▶ **Your task**
Extract the lines that carry the string "database" from the listing.

▶ **Available records**
::::::
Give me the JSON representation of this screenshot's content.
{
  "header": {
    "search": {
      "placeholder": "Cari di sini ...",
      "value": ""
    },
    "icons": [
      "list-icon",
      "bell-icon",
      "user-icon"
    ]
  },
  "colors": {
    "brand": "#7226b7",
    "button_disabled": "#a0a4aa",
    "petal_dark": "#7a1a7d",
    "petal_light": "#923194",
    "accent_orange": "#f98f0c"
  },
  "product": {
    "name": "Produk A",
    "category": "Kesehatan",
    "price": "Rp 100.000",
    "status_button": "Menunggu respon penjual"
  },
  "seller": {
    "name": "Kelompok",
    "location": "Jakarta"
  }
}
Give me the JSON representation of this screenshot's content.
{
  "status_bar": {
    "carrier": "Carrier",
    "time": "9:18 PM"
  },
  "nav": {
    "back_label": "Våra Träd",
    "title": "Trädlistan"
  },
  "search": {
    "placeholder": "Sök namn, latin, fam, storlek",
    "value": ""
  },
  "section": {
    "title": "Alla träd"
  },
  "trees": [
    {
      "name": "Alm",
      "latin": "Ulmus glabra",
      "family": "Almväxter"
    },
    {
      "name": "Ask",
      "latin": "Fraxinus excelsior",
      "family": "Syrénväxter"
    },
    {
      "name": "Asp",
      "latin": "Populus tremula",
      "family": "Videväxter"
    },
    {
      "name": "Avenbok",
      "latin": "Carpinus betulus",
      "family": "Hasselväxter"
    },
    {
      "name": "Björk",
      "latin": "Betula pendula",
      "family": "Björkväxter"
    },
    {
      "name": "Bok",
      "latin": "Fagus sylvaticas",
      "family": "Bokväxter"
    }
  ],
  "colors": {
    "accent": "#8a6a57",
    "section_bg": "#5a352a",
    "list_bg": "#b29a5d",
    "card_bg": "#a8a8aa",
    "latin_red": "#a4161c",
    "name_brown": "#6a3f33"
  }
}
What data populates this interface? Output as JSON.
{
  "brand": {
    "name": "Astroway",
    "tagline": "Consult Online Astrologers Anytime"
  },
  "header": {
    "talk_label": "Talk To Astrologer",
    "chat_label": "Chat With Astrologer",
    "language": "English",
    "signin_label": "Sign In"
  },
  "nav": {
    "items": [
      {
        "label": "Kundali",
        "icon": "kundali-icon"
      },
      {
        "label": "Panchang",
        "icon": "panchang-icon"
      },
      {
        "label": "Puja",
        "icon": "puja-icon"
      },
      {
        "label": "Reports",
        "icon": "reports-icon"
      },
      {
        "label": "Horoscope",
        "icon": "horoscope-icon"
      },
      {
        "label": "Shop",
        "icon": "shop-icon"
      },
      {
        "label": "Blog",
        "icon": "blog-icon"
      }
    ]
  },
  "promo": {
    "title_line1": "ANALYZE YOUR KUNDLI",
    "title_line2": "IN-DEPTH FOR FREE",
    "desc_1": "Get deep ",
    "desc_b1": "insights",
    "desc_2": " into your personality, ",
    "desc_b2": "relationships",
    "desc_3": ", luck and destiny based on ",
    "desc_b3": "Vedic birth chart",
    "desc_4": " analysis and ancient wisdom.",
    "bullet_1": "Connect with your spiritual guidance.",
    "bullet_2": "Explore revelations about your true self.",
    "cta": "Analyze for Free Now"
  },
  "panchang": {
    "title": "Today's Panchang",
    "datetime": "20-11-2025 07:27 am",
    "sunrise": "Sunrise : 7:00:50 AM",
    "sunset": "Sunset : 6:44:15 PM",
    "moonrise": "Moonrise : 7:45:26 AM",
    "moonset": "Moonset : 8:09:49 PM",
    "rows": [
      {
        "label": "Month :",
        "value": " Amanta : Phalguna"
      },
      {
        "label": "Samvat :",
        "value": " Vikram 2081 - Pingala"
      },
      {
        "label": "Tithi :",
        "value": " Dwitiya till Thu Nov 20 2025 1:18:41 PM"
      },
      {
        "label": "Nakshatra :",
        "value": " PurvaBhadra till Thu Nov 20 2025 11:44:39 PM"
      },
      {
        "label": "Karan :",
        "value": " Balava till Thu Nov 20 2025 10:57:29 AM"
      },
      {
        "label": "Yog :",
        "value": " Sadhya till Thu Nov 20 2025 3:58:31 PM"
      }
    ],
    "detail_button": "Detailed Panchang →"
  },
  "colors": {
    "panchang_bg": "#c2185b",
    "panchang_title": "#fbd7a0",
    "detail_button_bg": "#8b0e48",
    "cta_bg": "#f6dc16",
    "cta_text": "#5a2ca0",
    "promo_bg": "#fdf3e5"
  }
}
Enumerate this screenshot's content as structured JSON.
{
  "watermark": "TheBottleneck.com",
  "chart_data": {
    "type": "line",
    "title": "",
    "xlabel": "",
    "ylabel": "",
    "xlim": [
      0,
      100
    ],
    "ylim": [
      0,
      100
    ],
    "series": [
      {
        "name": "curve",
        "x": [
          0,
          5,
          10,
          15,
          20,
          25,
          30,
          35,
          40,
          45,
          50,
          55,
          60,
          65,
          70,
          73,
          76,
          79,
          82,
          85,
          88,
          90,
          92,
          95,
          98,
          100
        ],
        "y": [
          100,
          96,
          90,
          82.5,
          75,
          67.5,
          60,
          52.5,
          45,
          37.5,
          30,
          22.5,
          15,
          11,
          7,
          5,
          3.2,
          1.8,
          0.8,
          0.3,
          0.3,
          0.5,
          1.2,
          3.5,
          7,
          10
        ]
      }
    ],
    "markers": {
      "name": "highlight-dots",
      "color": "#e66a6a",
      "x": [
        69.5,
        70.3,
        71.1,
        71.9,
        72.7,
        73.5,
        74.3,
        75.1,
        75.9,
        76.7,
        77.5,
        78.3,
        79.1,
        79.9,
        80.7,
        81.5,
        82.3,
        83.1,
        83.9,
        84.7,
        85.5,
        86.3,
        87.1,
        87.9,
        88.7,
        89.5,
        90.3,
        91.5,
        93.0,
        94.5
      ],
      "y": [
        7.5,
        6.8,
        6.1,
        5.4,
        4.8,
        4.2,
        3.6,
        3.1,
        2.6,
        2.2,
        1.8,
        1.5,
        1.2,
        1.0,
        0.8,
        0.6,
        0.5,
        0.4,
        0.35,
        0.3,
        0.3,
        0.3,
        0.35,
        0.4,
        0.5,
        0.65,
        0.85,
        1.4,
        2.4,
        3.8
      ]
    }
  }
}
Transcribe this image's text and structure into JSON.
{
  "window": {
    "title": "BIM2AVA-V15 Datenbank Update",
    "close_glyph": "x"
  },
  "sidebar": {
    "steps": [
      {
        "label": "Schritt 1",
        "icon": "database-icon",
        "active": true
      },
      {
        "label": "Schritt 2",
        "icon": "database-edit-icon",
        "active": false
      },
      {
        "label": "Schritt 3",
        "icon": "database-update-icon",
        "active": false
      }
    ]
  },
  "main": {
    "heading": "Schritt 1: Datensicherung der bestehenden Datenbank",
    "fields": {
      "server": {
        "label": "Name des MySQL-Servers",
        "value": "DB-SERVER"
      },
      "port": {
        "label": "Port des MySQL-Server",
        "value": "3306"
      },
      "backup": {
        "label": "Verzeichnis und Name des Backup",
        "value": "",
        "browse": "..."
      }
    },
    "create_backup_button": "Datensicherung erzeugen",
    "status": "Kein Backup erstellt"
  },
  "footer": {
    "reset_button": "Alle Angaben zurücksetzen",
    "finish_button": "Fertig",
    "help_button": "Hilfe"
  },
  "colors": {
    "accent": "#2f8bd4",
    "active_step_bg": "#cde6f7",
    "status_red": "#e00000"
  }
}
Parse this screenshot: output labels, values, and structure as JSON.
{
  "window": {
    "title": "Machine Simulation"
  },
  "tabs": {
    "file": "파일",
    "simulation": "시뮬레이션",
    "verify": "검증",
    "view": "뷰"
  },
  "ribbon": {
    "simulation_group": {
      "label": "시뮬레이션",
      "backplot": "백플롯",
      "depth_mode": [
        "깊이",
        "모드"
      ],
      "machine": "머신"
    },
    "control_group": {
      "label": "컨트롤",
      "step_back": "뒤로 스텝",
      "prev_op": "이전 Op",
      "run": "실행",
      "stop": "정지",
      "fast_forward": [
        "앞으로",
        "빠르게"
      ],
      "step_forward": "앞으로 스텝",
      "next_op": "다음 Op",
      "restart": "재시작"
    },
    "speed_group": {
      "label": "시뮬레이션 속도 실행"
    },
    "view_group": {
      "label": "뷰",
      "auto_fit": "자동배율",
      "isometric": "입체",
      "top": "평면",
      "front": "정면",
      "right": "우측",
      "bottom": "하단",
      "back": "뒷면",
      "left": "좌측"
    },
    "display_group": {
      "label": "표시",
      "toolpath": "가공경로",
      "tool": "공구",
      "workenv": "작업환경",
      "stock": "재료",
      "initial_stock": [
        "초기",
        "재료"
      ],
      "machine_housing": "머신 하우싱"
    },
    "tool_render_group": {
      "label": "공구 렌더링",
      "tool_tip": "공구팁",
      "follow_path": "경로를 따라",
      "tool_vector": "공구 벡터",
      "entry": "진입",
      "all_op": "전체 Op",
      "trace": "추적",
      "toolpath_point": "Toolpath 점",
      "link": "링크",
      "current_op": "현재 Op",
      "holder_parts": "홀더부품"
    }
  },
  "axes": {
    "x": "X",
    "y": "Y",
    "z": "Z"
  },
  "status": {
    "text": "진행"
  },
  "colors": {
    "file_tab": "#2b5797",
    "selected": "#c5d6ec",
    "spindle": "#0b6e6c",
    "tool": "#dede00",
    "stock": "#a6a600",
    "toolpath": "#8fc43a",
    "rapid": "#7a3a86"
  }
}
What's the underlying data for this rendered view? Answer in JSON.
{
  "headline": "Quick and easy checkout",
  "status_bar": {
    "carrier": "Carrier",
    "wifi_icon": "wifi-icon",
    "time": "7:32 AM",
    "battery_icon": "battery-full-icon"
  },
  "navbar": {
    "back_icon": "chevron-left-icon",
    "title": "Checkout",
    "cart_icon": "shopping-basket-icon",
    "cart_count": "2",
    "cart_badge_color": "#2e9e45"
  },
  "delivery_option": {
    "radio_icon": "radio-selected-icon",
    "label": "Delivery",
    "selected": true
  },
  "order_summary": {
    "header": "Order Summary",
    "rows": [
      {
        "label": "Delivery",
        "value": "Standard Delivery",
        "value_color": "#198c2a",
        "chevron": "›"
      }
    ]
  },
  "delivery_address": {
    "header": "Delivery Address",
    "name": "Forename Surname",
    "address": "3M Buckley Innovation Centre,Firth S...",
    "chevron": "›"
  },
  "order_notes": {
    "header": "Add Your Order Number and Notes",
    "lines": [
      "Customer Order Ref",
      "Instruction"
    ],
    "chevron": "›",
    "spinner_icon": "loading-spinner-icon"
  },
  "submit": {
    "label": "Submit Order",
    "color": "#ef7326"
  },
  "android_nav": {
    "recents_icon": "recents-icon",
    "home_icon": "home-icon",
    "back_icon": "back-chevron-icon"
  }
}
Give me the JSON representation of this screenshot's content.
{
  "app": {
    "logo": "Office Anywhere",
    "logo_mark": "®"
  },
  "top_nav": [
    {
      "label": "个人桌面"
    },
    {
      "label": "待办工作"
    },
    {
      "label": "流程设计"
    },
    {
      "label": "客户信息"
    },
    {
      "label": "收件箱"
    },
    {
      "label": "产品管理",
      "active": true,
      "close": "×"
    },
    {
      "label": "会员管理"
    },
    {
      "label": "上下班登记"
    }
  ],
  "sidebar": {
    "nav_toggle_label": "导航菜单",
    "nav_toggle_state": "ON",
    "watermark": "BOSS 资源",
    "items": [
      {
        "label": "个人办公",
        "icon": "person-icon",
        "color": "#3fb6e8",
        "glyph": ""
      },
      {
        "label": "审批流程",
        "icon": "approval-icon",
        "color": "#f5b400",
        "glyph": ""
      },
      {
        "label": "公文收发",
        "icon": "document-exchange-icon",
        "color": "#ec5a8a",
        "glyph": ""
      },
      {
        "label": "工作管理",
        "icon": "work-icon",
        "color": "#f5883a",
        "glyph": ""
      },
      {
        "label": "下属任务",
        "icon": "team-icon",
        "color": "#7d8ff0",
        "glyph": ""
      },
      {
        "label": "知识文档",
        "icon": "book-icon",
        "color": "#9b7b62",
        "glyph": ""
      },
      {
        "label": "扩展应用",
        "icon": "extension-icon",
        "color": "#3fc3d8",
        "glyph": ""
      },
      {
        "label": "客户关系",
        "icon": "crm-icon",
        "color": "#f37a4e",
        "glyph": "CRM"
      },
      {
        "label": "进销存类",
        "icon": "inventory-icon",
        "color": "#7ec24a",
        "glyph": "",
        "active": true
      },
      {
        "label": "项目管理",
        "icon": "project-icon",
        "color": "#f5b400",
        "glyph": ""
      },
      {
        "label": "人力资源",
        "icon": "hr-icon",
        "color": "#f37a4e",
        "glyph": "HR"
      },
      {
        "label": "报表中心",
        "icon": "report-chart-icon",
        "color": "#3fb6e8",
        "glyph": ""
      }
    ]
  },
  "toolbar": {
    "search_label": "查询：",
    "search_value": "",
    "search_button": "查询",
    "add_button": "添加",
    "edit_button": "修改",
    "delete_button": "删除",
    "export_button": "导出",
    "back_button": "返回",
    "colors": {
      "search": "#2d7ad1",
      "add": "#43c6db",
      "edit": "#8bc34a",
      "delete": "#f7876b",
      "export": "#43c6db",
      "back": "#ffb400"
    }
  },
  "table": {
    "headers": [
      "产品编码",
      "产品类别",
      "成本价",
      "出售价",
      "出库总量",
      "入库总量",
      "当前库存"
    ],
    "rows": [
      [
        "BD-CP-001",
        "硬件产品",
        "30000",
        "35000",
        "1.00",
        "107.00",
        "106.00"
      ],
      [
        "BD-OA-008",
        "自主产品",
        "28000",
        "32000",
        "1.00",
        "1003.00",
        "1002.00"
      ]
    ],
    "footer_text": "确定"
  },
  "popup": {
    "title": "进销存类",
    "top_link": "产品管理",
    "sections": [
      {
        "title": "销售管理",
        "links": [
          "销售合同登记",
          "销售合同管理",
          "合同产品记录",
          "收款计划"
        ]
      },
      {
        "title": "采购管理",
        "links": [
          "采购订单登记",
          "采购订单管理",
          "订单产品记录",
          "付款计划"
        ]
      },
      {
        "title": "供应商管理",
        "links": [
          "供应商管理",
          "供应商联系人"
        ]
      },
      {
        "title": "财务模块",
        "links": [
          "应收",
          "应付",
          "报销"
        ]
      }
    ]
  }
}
::::::
▶ **Worked answer**
        "icon": "database-icon",
        "icon": "database-edit-icon",
        "icon": "database-update-icon",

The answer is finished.